BEGIN Records supplied

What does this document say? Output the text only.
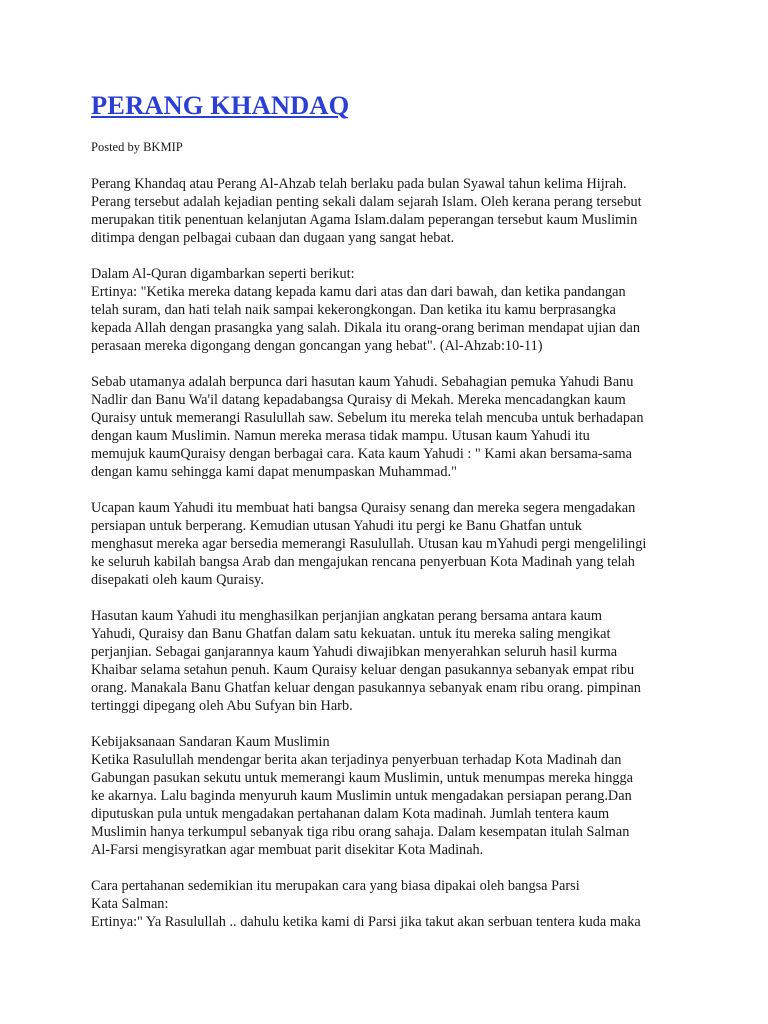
PERANG KHANDAQ
Posted by BKMIP
Perang Khandaq atau Perang Al-Ahzab telah berlaku pada bulan Syawal tahun kelima Hijrah.
Perang tersebut adalah kejadian penting sekali dalam sejarah Islam. Oleh kerana perang tersebut
merupakan titik penentuan kelanjutan Agama Islam.dalam peperangan tersebut kaum Muslimin
ditimpa dengan pelbagai cubaan dan dugaan yang sangat hebat.
Dalam Al-Quran digambarkan seperti berikut:
Ertinya: "Ketika mereka datang kepada kamu dari atas dan dari bawah, dan ketika pandangan
telah suram, dan hati telah naik sampai kekerongkongan. Dan ketika itu kamu berprasangka
kepada Allah dengan prasangka yang salah. Dikala itu orang-orang beriman mendapat ujian dan
perasaan mereka digongang dengan goncangan yang hebat". (Al-Ahzab:10-11)
Sebab utamanya adalah berpunca dari hasutan kaum Yahudi. Sebahagian pemuka Yahudi Banu
Nadlir dan Banu Wa'il datang kepadabangsa Quraisy di Mekah. Mereka mencadangkan kaum
Quraisy untuk memerangi Rasulullah saw. Sebelum itu mereka telah mencuba untuk berhadapan
dengan kaum Muslimin. Namun mereka merasa tidak mampu. Utusan kaum Yahudi itu
memujuk kaumQuraisy dengan berbagai cara. Kata kaum Yahudi : " Kami akan bersama-sama
dengan kamu sehingga kami dapat menumpaskan Muhammad."
Ucapan kaum Yahudi itu membuat hati bangsa Quraisy senang dan mereka segera mengadakan
persiapan untuk berperang. Kemudian utusan Yahudi itu pergi ke Banu Ghatfan untuk
menghasut mereka agar bersedia memerangi Rasulullah. Utusan kau mYahudi pergi mengelilingi
ke seluruh kabilah bangsa Arab dan mengajukan rencana penyerbuan Kota Madinah yang telah
disepakati oleh kaum Quraisy.
Hasutan kaum Yahudi itu menghasilkan perjanjian angkatan perang bersama antara kaum
Yahudi, Quraisy dan Banu Ghatfan dalam satu kekuatan. untuk itu mereka saling mengikat
perjanjian. Sebagai ganjarannya kaum Yahudi diwajibkan menyerahkan seluruh hasil kurma
Khaibar selama setahun penuh. Kaum Quraisy keluar dengan pasukannya sebanyak empat ribu
orang. Manakala Banu Ghatfan keluar dengan pasukannya sebanyak enam ribu orang. pimpinan
tertinggi dipegang oleh Abu Sufyan bin Harb.
Kebijaksanaan Sandaran Kaum Muslimin
Ketika Rasulullah mendengar berita akan terjadinya penyerbuan terhadap Kota Madinah dan
Gabungan pasukan sekutu untuk memerangi kaum Muslimin, untuk menumpas mereka hingga
ke akarnya. Lalu baginda menyuruh kaum Muslimin untuk mengadakan persiapan perang.Dan
diputuskan pula untuk mengadakan pertahanan dalam Kota madinah. Jumlah tentera kaum
Muslimin hanya terkumpul sebanyak tiga ribu orang sahaja. Dalam kesempatan itulah Salman
Al-Farsi mengisyratkan agar membuat parit disekitar Kota Madinah.
Cara pertahanan sedemikian itu merupakan cara yang biasa dipakai oleh bangsa Parsi
Kata Salman:
Ertinya:" Ya Rasulullah .. dahulu ketika kami di Parsi jika takut akan serbuan tentera kuda maka
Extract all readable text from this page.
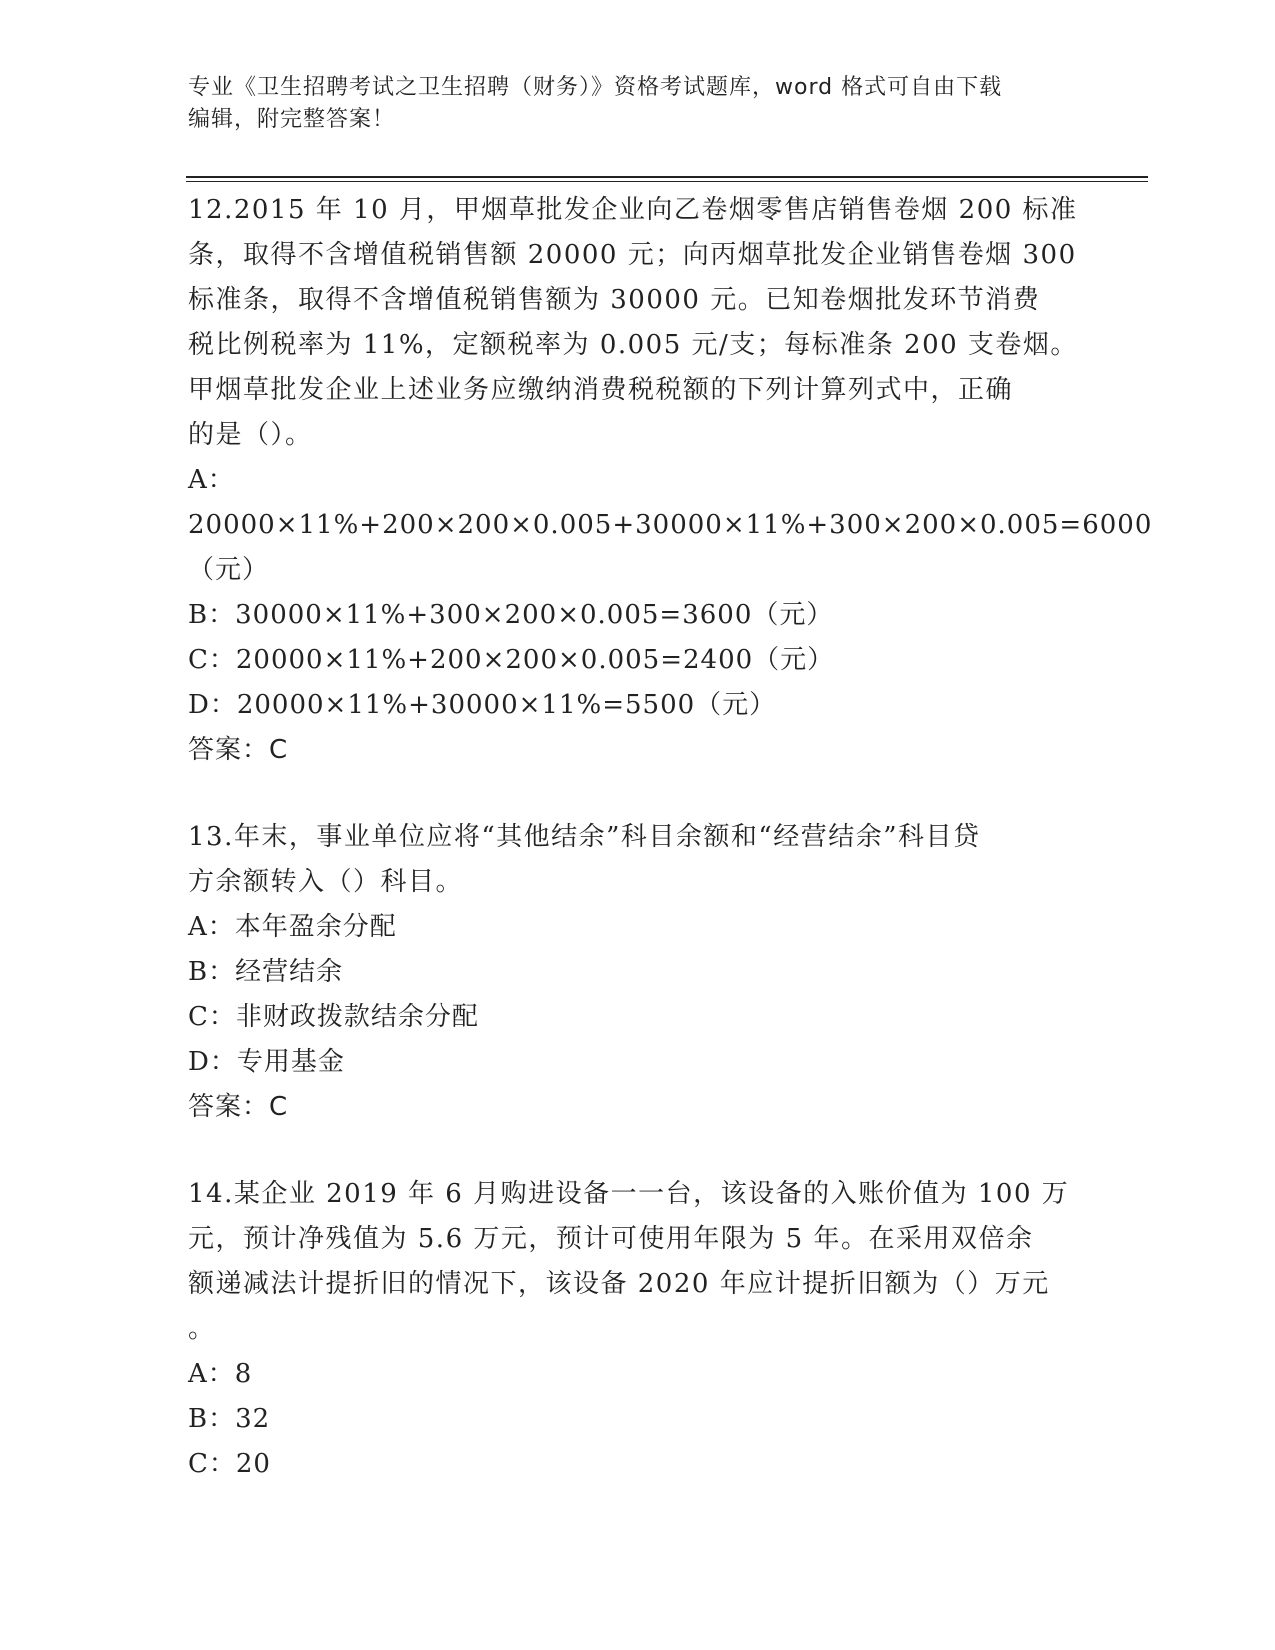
专业《卫生招聘考试之卫生招聘（财务）》资格考试题库，word 格式可自由下载
编辑，附完整答案！
12.2015 年 10 月，甲烟草批发企业向乙卷烟零售店销售卷烟 200 标准
条，取得不含增值税销售额 20000 元；向丙烟草批发企业销售卷烟 300
标准条，取得不含增值税销售额为 30000 元。已知卷烟批发环节消费
税比例税率为 11%，定额税率为 0.005 元/支；每标准条 200 支卷烟。
甲烟草批发企业上述业务应缴纳消费税税额的下列计算列式中，正确
的是（）。
A：20000×11%+200×200×0.005+30000×11%+300×200×0.005=6000
（元）
B：30000×11%+300×200×0.005=3600（元）
C：20000×11%+200×200×0.005=2400（元）
D：20000×11%+30000×11%=5500（元）
答案：C
13.年末，事业单位应将“其他结余”科目余额和“经营结余”科目贷
方余额转入（）科目。
A：本年盈余分配
B：经营结余
C：非财政拨款结余分配
D：专用基金
答案：C
14.某企业 2019 年 6 月购进设备一一台，该设备的入账价值为 100 万
元，预计净残值为 5.6 万元，预计可使用年限为 5 年。在采用双倍余
额递减法计提折旧的情况下，该设备 2020 年应计提折旧额为（）万元
。
A：8
B：32
C：20
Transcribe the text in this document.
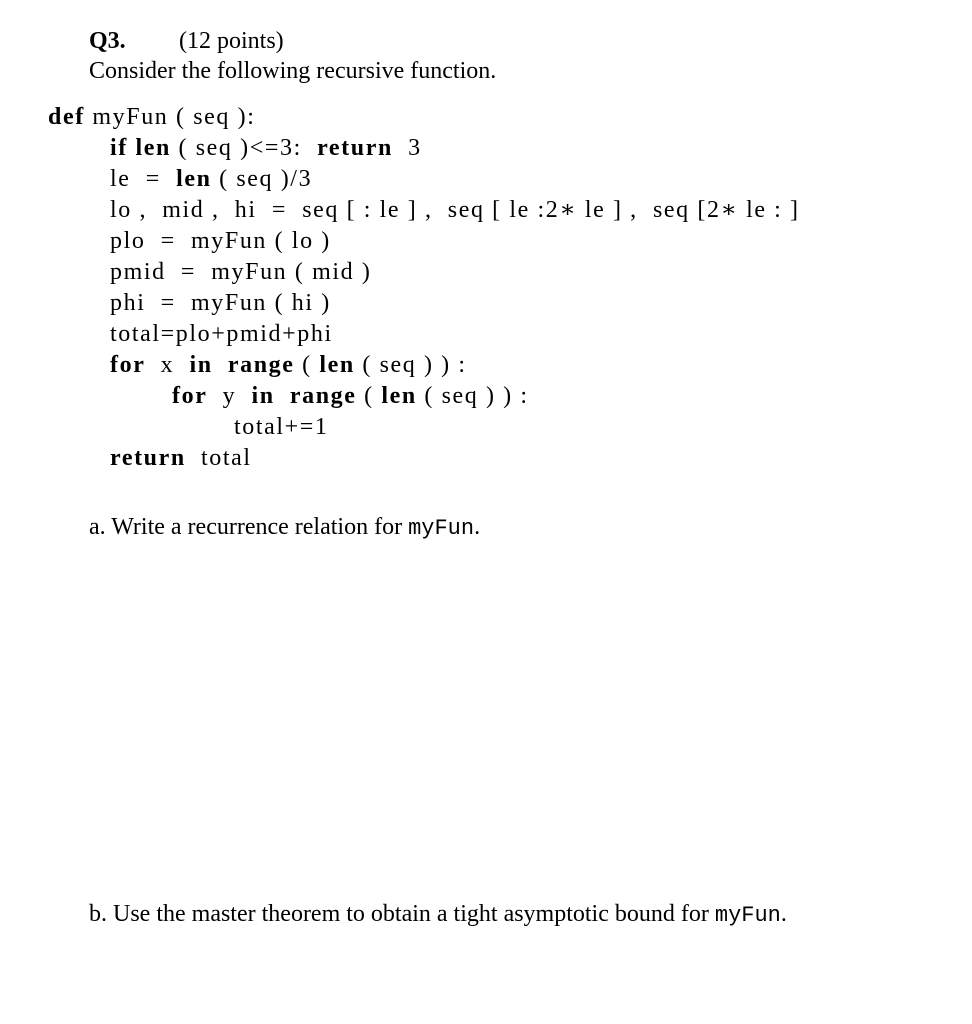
Q3. (12 points)
Consider the following recursive function.

def myFun ( seq ):

if len ( seq )<=3:  return  3

le  =  len ( seq )/3

lo ,  mid ,  hi  =  seq [ : le ] ,  seq [ le :2∗ le ] ,  seq [2∗ le : ]

plo  =  myFun ( lo )

pmid  =  myFun ( mid )

phi  =  myFun ( hi )

total=plo+pmid+phi

for  x  in range ( len ( seq ) ) :

for  y  in range ( len ( seq ) ) :

total+=1

return  total

a. Write a recurrence relation for myFun.
b. Use the master theorem to obtain a tight asymptotic bound for myFun.
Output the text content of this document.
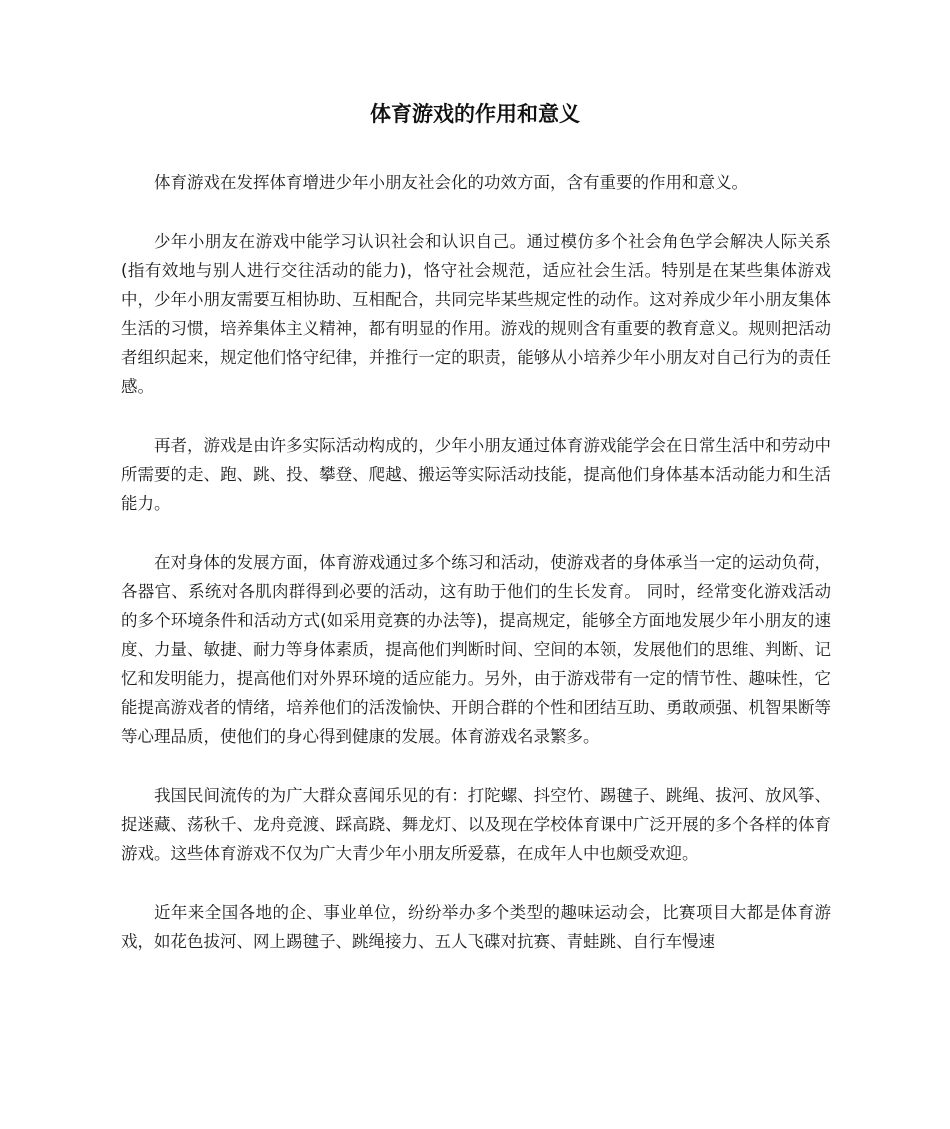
体育游戏的作用和意义

体育游戏在发挥体育增进少年小朋友社会化的功效方面，含有重要的作用和意义。

少年小朋友在游戏中能学习认识社会和认识自己。通过模仿多个社会角色学会解决人际关系(指有效地与别人进行交往活动的能力)，恪守社会规范，适应社会生活。特别是在某些集体游戏中，少年小朋友需要互相协助、互相配合，共同完毕某些规定性的动作。这对养成少年小朋友集体生活的习惯，培养集体主义精神，都有明显的作用。游戏的规则含有重要的教育意义。规则把活动者组织起来，规定他们恪守纪律，并推行一定的职责，能够从小培养少年小朋友对自己行为的责任感。

再者，游戏是由许多实际活动构成的，少年小朋友通过体育游戏能学会在日常生活中和劳动中所需要的走、跑、跳、投、攀登、爬越、搬运等实际活动技能，提高他们身体基本活动能力和生活能力。

在对身体的发展方面，体育游戏通过多个练习和活动，使游戏者的身体承当一定的运动负荷，各器官、系统对各肌肉群得到必要的活动，这有助于他们的生长发育。 同时，经常变化游戏活动的多个环境条件和活动方式(如采用竞赛的办法等)，提高规定，能够全方面地发展少年小朋友的速度、力量、敏捷、耐力等身体素质，提高他们判断时间、空间的本领，发展他们的思维、判断、记忆和发明能力，提高他们对外界环境的适应能力。另外，由于游戏带有一定的情节性、趣味性，它能提高游戏者的情绪，培养他们的活泼愉快、开朗合群的个性和团结互助、勇敢顽强、机智果断等等心理品质，使他们的身心得到健康的发展。体育游戏名录繁多。

我国民间流传的为广大群众喜闻乐见的有：打陀螺、抖空竹、踢毽子、跳绳、拔河、放风筝、捉迷藏、荡秋千、龙舟竞渡、踩高跷、舞龙灯、以及现在学校体育课中广泛开展的多个各样的体育游戏。这些体育游戏不仅为广大青少年小朋友所爱慕，在成年人中也颇受欢迎。

近年来全国各地的企、事业单位，纷纷举办多个类型的趣味运动会，比赛项目大都是体育游戏，如花色拔河、网上踢毽子、跳绳接力、五人飞碟对抗赛、青蛙跳、自行车慢速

END Records supplied

What the task asks. Could you repeat all of the material exactly? Pictures should not be copied.

Full output.
What does this document say? Output the text only.
PERANG KHANDAQ
Posted by BKMIP
Perang Khandaq atau Perang Al-Ahzab telah berlaku pada bulan Syawal tahun kelima Hijrah.
Perang tersebut adalah kejadian penting sekali dalam sejarah Islam. Oleh kerana perang tersebut
merupakan titik penentuan kelanjutan Agama Islam.dalam peperangan tersebut kaum Muslimin
ditimpa dengan pelbagai cubaan dan dugaan yang sangat hebat.
Dalam Al-Quran digambarkan seperti berikut:
Ertinya: "Ketika mereka datang kepada kamu dari atas dan dari bawah, dan ketika pandangan
telah suram, dan hati telah naik sampai kekerongkongan. Dan ketika itu kamu berprasangka
kepada Allah dengan prasangka yang salah. Dikala itu orang-orang beriman mendapat ujian dan
perasaan mereka digongang dengan goncangan yang hebat". (Al-Ahzab:10-11)
Sebab utamanya adalah berpunca dari hasutan kaum Yahudi. Sebahagian pemuka Yahudi Banu
Nadlir dan Banu Wa'il datang kepadabangsa Quraisy di Mekah. Mereka mencadangkan kaum
Quraisy untuk memerangi Rasulullah saw. Sebelum itu mereka telah mencuba untuk berhadapan
dengan kaum Muslimin. Namun mereka merasa tidak mampu. Utusan kaum Yahudi itu
memujuk kaumQuraisy dengan berbagai cara. Kata kaum Yahudi : " Kami akan bersama-sama
dengan kamu sehingga kami dapat menumpaskan Muhammad."
Ucapan kaum Yahudi itu membuat hati bangsa Quraisy senang dan mereka segera mengadakan
persiapan untuk berperang. Kemudian utusan Yahudi itu pergi ke Banu Ghatfan untuk
menghasut mereka agar bersedia memerangi Rasulullah. Utusan kau mYahudi pergi mengelilingi
ke seluruh kabilah bangsa Arab dan mengajukan rencana penyerbuan Kota Madinah yang telah
disepakati oleh kaum Quraisy.
Hasutan kaum Yahudi itu menghasilkan perjanjian angkatan perang bersama antara kaum
Yahudi, Quraisy dan Banu Ghatfan dalam satu kekuatan. untuk itu mereka saling mengikat
perjanjian. Sebagai ganjarannya kaum Yahudi diwajibkan menyerahkan seluruh hasil kurma
Khaibar selama setahun penuh. Kaum Quraisy keluar dengan pasukannya sebanyak empat ribu
orang. Manakala Banu Ghatfan keluar dengan pasukannya sebanyak enam ribu orang. pimpinan
tertinggi dipegang oleh Abu Sufyan bin Harb.
Kebijaksanaan Sandaran Kaum Muslimin
Ketika Rasulullah mendengar berita akan terjadinya penyerbuan terhadap Kota Madinah dan
Gabungan pasukan sekutu untuk memerangi kaum Muslimin, untuk menumpas mereka hingga
ke akarnya. Lalu baginda menyuruh kaum Muslimin untuk mengadakan persiapan perang.Dan
diputuskan pula untuk mengadakan pertahanan dalam Kota madinah. Jumlah tentera kaum
Muslimin hanya terkumpul sebanyak tiga ribu orang sahaja. Dalam kesempatan itulah Salman
Al-Farsi mengisyratkan agar membuat parit disekitar Kota Madinah.
Cara pertahanan sedemikian itu merupakan cara yang biasa dipakai oleh bangsa Parsi
Kata Salman:
Ertinya:" Ya Rasulullah .. dahulu ketika kami di Parsi jika takut akan serbuan tentera kuda maka
Extract all readable text from this page.
专业《卫生招聘考试之卫生招聘（财务）》资格考试题库，word 格式可自由下载
编辑，附完整答案！
12.2015 年 10 月，甲烟草批发企业向乙卷烟零售店销售卷烟 200 标准
条，取得不含增值税销售额 20000 元；向丙烟草批发企业销售卷烟 300
标准条，取得不含增值税销售额为 30000 元。已知卷烟批发环节消费
税比例税率为 11%，定额税率为 0.005 元/支；每标准条 200 支卷烟。
甲烟草批发企业上述业务应缴纳消费税税额的下列计算列式中，正确
的是（）。
A：20000×11%+200×200×0.005+30000×11%+300×200×0.005=6000
（元）
B：30000×11%+300×200×0.005=3600（元）
C：20000×11%+200×200×0.005=2400（元）
D：20000×11%+30000×11%=5500（元）
答案：C
13.年末，事业单位应将“其他结余”科目余额和“经营结余”科目贷
方余额转入（）科目。
A：本年盈余分配
B：经营结余
C：非财政拨款结余分配
D：专用基金
答案：C
14.某企业 2019 年 6 月购进设备一一台，该设备的入账价值为 100 万
元，预计净残值为 5.6 万元，预计可使用年限为 5 年。在采用双倍余
额递减法计提折旧的情况下，该设备 2020 年应计提折旧额为（）万元
。
A：8
B：32
C：20
Transcribe the text in this document.
Q3. (12 points)
Consider the following recursive function.

def myFun ( seq ):

if len ( seq )<=3:  return  3

le  =  len ( seq )/3

lo ,  mid ,  hi  =  seq [ : le ] ,  seq [ le :2∗ le ] ,  seq [2∗ le : ]

plo  =  myFun ( lo )

pmid  =  myFun ( mid )

phi  =  myFun ( hi )

total=plo+pmid+phi

for  x  in range ( len ( seq ) ) :

for  y  in range ( len ( seq ) ) :

total+=1

return  total

a. Write a recurrence relation for myFun.
b. Use the master theorem to obtain a tight asymptotic bound for myFun.
Output the text content of this document.
体育游戏的作用和意义

体育游戏在发挥体育增进少年小朋友社会化的功效方面，含有重要的作用和意义。

少年小朋友在游戏中能学习认识社会和认识自己。通过模仿多个社会角色学会解决人际关系(指有效地与别人进行交往活动的能力)，恪守社会规范，适应社会生活。特别是在某些集体游戏中，少年小朋友需要互相协助、互相配合，共同完毕某些规定性的动作。这对养成少年小朋友集体生活的习惯，培养集体主义精神，都有明显的作用。游戏的规则含有重要的教育意义。规则把活动者组织起来，规定他们恪守纪律，并推行一定的职责，能够从小培养少年小朋友对自己行为的责任感。

再者，游戏是由许多实际活动构成的，少年小朋友通过体育游戏能学会在日常生活中和劳动中所需要的走、跑、跳、投、攀登、爬越、搬运等实际活动技能，提高他们身体基本活动能力和生活能力。

在对身体的发展方面，体育游戏通过多个练习和活动，使游戏者的身体承当一定的运动负荷，各器官、系统对各肌肉群得到必要的活动，这有助于他们的生长发育。 同时，经常变化游戏活动的多个环境条件和活动方式(如采用竞赛的办法等)，提高规定，能够全方面地发展少年小朋友的速度、力量、敏捷、耐力等身体素质，提高他们判断时间、空间的本领，发展他们的思维、判断、记忆和发明能力，提高他们对外界环境的适应能力。另外，由于游戏带有一定的情节性、趣味性，它能提高游戏者的情绪，培养他们的活泼愉快、开朗合群的个性和团结互助、勇敢顽强、机智果断等等心理品质，使他们的身心得到健康的发展。体育游戏名录繁多。

我国民间流传的为广大群众喜闻乐见的有：打陀螺、抖空竹、踢毽子、跳绳、拔河、放风筝、捉迷藏、荡秋千、龙舟竞渡、踩高跷、舞龙灯、以及现在学校体育课中广泛开展的多个各样的体育游戏。这些体育游戏不仅为广大青少年小朋友所爱慕，在成年人中也颇受欢迎。

近年来全国各地的企、事业单位，纷纷举办多个类型的趣味运动会，比赛项目大都是体育游戏，如花色拔河、网上踢毽子、跳绳接力、五人飞碟对抗赛、青蛙跳、自行车慢速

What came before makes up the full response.